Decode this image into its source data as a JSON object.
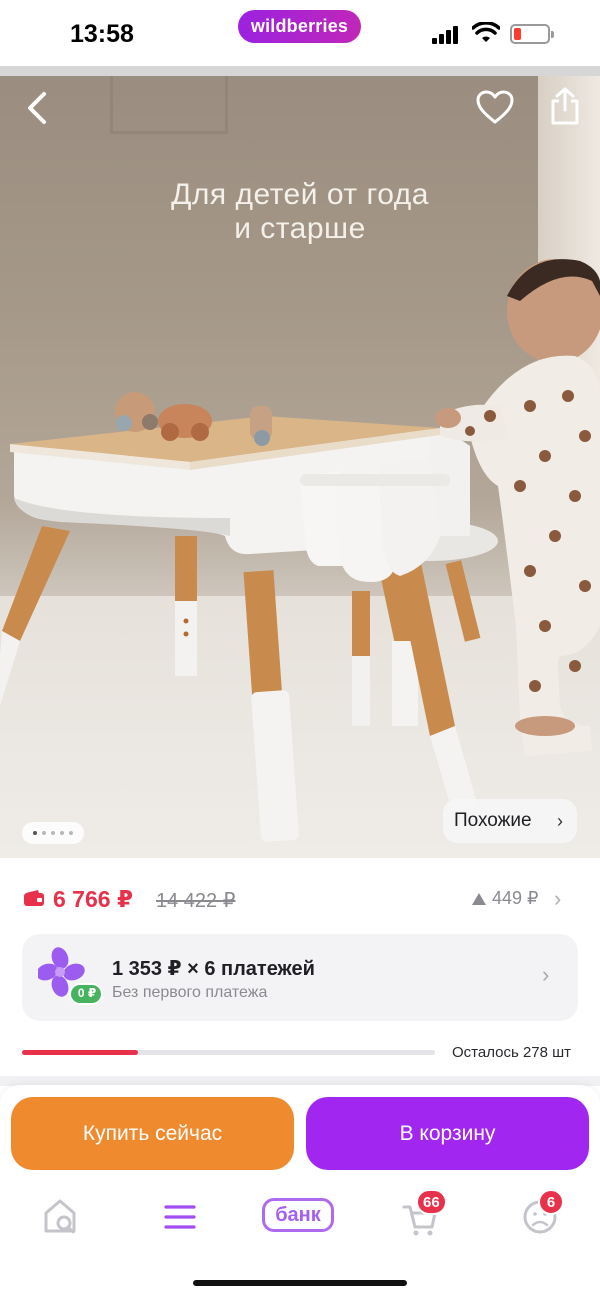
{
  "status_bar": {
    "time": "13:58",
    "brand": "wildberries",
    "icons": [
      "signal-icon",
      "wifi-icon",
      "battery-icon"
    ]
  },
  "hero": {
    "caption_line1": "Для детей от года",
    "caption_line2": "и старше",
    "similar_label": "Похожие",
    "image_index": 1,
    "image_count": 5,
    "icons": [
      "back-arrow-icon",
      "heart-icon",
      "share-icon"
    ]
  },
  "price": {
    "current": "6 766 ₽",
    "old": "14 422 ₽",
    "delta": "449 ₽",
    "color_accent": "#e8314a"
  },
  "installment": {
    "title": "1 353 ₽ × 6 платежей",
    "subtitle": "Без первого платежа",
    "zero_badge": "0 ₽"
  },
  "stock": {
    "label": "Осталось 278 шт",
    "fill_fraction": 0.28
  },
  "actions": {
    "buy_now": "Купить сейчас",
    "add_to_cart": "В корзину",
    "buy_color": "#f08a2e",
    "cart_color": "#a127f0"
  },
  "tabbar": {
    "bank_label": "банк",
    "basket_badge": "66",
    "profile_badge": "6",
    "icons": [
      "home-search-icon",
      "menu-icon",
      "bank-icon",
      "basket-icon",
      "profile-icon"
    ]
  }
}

::::::::

Each record must be quoted in full and exactly. Do not include the pictures.

Decode this image into its source data as a JSON object.
{
  "status_bar": {
    "time": "13:58",
    "brand": "wildberries",
    "icons": [
      "signal-icon",
      "wifi-icon",
      "battery-icon"
    ]
  },
  "hero": {
    "caption_line1": "Для детей от года",
    "caption_line2": "и старше",
    "similar_label": "Похожие",
    "image_index": 1,
    "image_count": 5,
    "icons": [
      "back-arrow-icon",
      "heart-icon",
      "share-icon"
    ]
  },
  "price": {
    "current": "6 766 ₽",
    "old": "14 422 ₽",
    "delta": "449 ₽",
    "color_accent": "#e8314a"
  },
  "installment": {
    "title": "1 353 ₽ × 6 платежей",
    "subtitle": "Без первого платежа",
    "zero_badge": "0 ₽"
  },
  "stock": {
    "label": "Осталось 278 шт",
    "fill_fraction": 0.28
  },
  "actions": {
    "buy_now": "Купить сейчас",
    "add_to_cart": "В корзину",
    "buy_color": "#f08a2e",
    "cart_color": "#a127f0"
  },
  "tabbar": {
    "bank_label": "банк",
    "basket_badge": "66",
    "profile_badge": "6",
    "icons": [
      "home-search-icon",
      "menu-icon",
      "bank-icon",
      "basket-icon",
      "profile-icon"
    ]
  }
}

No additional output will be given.